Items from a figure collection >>
* begin *
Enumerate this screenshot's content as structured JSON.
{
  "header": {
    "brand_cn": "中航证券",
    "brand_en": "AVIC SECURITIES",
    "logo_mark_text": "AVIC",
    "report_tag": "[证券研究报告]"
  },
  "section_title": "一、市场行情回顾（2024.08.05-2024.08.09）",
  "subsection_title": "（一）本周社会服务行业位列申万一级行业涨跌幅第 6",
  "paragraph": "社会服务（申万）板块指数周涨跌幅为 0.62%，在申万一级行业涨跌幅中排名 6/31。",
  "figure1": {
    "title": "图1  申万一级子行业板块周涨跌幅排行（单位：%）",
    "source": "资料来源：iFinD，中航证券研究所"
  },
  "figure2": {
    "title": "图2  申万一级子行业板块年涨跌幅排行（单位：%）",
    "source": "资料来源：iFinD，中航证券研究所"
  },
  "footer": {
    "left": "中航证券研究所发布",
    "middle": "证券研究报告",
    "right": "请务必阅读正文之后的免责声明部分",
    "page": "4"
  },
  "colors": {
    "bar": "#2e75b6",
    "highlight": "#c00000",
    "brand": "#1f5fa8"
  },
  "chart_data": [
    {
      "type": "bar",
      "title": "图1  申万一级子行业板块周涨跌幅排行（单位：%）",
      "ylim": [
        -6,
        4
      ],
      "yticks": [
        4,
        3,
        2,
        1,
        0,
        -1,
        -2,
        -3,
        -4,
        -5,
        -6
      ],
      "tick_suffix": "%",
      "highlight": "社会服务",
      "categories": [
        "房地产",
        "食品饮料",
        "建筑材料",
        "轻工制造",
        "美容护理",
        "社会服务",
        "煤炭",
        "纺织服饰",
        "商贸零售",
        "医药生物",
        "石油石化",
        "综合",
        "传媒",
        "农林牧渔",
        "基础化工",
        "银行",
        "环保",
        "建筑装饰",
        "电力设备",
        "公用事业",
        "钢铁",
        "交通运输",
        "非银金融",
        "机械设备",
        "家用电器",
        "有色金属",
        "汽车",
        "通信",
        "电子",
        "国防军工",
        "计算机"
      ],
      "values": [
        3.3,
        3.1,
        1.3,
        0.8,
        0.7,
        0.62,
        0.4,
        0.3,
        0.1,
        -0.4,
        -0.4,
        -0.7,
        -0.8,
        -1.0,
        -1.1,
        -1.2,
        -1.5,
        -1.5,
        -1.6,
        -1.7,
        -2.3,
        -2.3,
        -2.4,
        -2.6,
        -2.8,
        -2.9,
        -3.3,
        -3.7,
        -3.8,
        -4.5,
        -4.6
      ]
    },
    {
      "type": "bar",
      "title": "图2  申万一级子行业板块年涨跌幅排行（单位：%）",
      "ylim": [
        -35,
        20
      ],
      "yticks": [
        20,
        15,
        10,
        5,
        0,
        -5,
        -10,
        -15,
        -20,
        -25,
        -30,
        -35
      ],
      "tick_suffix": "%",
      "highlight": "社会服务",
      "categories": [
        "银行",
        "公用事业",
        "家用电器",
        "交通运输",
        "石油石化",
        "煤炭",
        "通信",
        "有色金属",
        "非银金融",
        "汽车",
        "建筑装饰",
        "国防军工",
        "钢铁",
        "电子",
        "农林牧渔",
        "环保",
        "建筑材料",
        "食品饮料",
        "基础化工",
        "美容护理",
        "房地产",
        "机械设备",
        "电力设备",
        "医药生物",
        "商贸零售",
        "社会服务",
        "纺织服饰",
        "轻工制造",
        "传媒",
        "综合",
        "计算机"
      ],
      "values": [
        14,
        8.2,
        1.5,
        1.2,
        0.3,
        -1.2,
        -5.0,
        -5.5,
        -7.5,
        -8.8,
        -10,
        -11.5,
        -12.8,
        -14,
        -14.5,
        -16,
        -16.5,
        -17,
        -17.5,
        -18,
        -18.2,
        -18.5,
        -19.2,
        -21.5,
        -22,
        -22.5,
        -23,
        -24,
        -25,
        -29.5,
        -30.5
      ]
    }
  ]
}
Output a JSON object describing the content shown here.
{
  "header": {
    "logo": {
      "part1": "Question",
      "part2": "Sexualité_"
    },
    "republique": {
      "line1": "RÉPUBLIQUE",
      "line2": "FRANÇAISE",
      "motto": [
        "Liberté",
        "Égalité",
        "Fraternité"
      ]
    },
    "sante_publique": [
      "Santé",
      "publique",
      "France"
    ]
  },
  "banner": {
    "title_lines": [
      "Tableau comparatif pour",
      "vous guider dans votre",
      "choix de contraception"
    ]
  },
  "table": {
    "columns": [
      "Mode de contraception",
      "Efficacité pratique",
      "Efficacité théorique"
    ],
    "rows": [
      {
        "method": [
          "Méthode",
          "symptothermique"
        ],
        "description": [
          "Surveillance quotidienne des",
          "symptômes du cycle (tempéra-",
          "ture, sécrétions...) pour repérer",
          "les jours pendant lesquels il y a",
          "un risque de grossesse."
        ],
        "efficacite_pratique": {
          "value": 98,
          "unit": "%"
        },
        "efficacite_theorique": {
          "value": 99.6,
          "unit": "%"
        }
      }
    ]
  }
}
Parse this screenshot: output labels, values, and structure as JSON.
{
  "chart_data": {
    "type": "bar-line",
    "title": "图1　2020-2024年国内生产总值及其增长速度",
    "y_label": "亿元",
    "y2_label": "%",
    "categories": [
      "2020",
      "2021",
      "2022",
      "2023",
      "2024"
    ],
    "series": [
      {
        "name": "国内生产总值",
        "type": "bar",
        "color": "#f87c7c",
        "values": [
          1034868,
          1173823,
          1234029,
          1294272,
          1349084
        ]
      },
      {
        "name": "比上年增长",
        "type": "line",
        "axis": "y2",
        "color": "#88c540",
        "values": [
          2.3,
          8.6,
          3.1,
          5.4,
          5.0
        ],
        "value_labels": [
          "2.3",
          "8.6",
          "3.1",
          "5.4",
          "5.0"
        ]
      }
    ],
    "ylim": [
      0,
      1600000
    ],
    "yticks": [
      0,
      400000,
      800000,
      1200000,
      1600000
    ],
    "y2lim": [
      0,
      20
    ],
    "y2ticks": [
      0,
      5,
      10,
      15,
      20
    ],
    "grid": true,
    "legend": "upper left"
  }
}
* end *
Reproduce the material in full, with no word added or dropped.

Enumerate this screenshot's content as structured JSON.
{
  "header": {
    "brand_cn": "中航证券",
    "brand_en": "AVIC SECURITIES",
    "logo_mark_text": "AVIC",
    "report_tag": "[证券研究报告]"
  },
  "section_title": "一、市场行情回顾（2024.08.05-2024.08.09）",
  "subsection_title": "（一）本周社会服务行业位列申万一级行业涨跌幅第 6",
  "paragraph": "社会服务（申万）板块指数周涨跌幅为 0.62%，在申万一级行业涨跌幅中排名 6/31。",
  "figure1": {
    "title": "图1  申万一级子行业板块周涨跌幅排行（单位：%）",
    "source": "资料来源：iFinD，中航证券研究所"
  },
  "figure2": {
    "title": "图2  申万一级子行业板块年涨跌幅排行（单位：%）",
    "source": "资料来源：iFinD，中航证券研究所"
  },
  "footer": {
    "left": "中航证券研究所发布",
    "middle": "证券研究报告",
    "right": "请务必阅读正文之后的免责声明部分",
    "page": "4"
  },
  "colors": {
    "bar": "#2e75b6",
    "highlight": "#c00000",
    "brand": "#1f5fa8"
  },
  "chart_data": [
    {
      "type": "bar",
      "title": "图1  申万一级子行业板块周涨跌幅排行（单位：%）",
      "ylim": [
        -6,
        4
      ],
      "yticks": [
        4,
        3,
        2,
        1,
        0,
        -1,
        -2,
        -3,
        -4,
        -5,
        -6
      ],
      "tick_suffix": "%",
      "highlight": "社会服务",
      "categories": [
        "房地产",
        "食品饮料",
        "建筑材料",
        "轻工制造",
        "美容护理",
        "社会服务",
        "煤炭",
        "纺织服饰",
        "商贸零售",
        "医药生物",
        "石油石化",
        "综合",
        "传媒",
        "农林牧渔",
        "基础化工",
        "银行",
        "环保",
        "建筑装饰",
        "电力设备",
        "公用事业",
        "钢铁",
        "交通运输",
        "非银金融",
        "机械设备",
        "家用电器",
        "有色金属",
        "汽车",
        "通信",
        "电子",
        "国防军工",
        "计算机"
      ],
      "values": [
        3.3,
        3.1,
        1.3,
        0.8,
        0.7,
        0.62,
        0.4,
        0.3,
        0.1,
        -0.4,
        -0.4,
        -0.7,
        -0.8,
        -1.0,
        -1.1,
        -1.2,
        -1.5,
        -1.5,
        -1.6,
        -1.7,
        -2.3,
        -2.3,
        -2.4,
        -2.6,
        -2.8,
        -2.9,
        -3.3,
        -3.7,
        -3.8,
        -4.5,
        -4.6
      ]
    },
    {
      "type": "bar",
      "title": "图2  申万一级子行业板块年涨跌幅排行（单位：%）",
      "ylim": [
        -35,
        20
      ],
      "yticks": [
        20,
        15,
        10,
        5,
        0,
        -5,
        -10,
        -15,
        -20,
        -25,
        -30,
        -35
      ],
      "tick_suffix": "%",
      "highlight": "社会服务",
      "categories": [
        "银行",
        "公用事业",
        "家用电器",
        "交通运输",
        "石油石化",
        "煤炭",
        "通信",
        "有色金属",
        "非银金融",
        "汽车",
        "建筑装饰",
        "国防军工",
        "钢铁",
        "电子",
        "农林牧渔",
        "环保",
        "建筑材料",
        "食品饮料",
        "基础化工",
        "美容护理",
        "房地产",
        "机械设备",
        "电力设备",
        "医药生物",
        "商贸零售",
        "社会服务",
        "纺织服饰",
        "轻工制造",
        "传媒",
        "综合",
        "计算机"
      ],
      "values": [
        14,
        8.2,
        1.5,
        1.2,
        0.3,
        -1.2,
        -5.0,
        -5.5,
        -7.5,
        -8.8,
        -10,
        -11.5,
        -12.8,
        -14,
        -14.5,
        -16,
        -16.5,
        -17,
        -17.5,
        -18,
        -18.2,
        -18.5,
        -19.2,
        -21.5,
        -22,
        -22.5,
        -23,
        -24,
        -25,
        -29.5,
        -30.5
      ]
    }
  ]
}
Output a JSON object describing the content shown here.
{
  "header": {
    "logo": {
      "part1": "Question",
      "part2": "Sexualité_"
    },
    "republique": {
      "line1": "RÉPUBLIQUE",
      "line2": "FRANÇAISE",
      "motto": [
        "Liberté",
        "Égalité",
        "Fraternité"
      ]
    },
    "sante_publique": [
      "Santé",
      "publique",
      "France"
    ]
  },
  "banner": {
    "title_lines": [
      "Tableau comparatif pour",
      "vous guider dans votre",
      "choix de contraception"
    ]
  },
  "table": {
    "columns": [
      "Mode de contraception",
      "Efficacité pratique",
      "Efficacité théorique"
    ],
    "rows": [
      {
        "method": [
          "Méthode",
          "symptothermique"
        ],
        "description": [
          "Surveillance quotidienne des",
          "symptômes du cycle (tempéra-",
          "ture, sécrétions...) pour repérer",
          "les jours pendant lesquels il y a",
          "un risque de grossesse."
        ],
        "efficacite_pratique": {
          "value": 98,
          "unit": "%"
        },
        "efficacite_theorique": {
          "value": 99.6,
          "unit": "%"
        }
      }
    ]
  }
}
Parse this screenshot: output labels, values, and structure as JSON.
{
  "chart_data": {
    "type": "bar-line",
    "title": "图1　2020-2024年国内生产总值及其增长速度",
    "y_label": "亿元",
    "y2_label": "%",
    "categories": [
      "2020",
      "2021",
      "2022",
      "2023",
      "2024"
    ],
    "series": [
      {
        "name": "国内生产总值",
        "type": "bar",
        "color": "#f87c7c",
        "values": [
          1034868,
          1173823,
          1234029,
          1294272,
          1349084
        ]
      },
      {
        "name": "比上年增长",
        "type": "line",
        "axis": "y2",
        "color": "#88c540",
        "values": [
          2.3,
          8.6,
          3.1,
          5.4,
          5.0
        ],
        "value_labels": [
          "2.3",
          "8.6",
          "3.1",
          "5.4",
          "5.0"
        ]
      }
    ],
    "ylim": [
      0,
      1600000
    ],
    "yticks": [
      0,
      400000,
      800000,
      1200000,
      1600000
    ],
    "y2lim": [
      0,
      20
    ],
    "y2ticks": [
      0,
      5,
      10,
      15,
      20
    ],
    "grid": true,
    "legend": "upper left"
  }
}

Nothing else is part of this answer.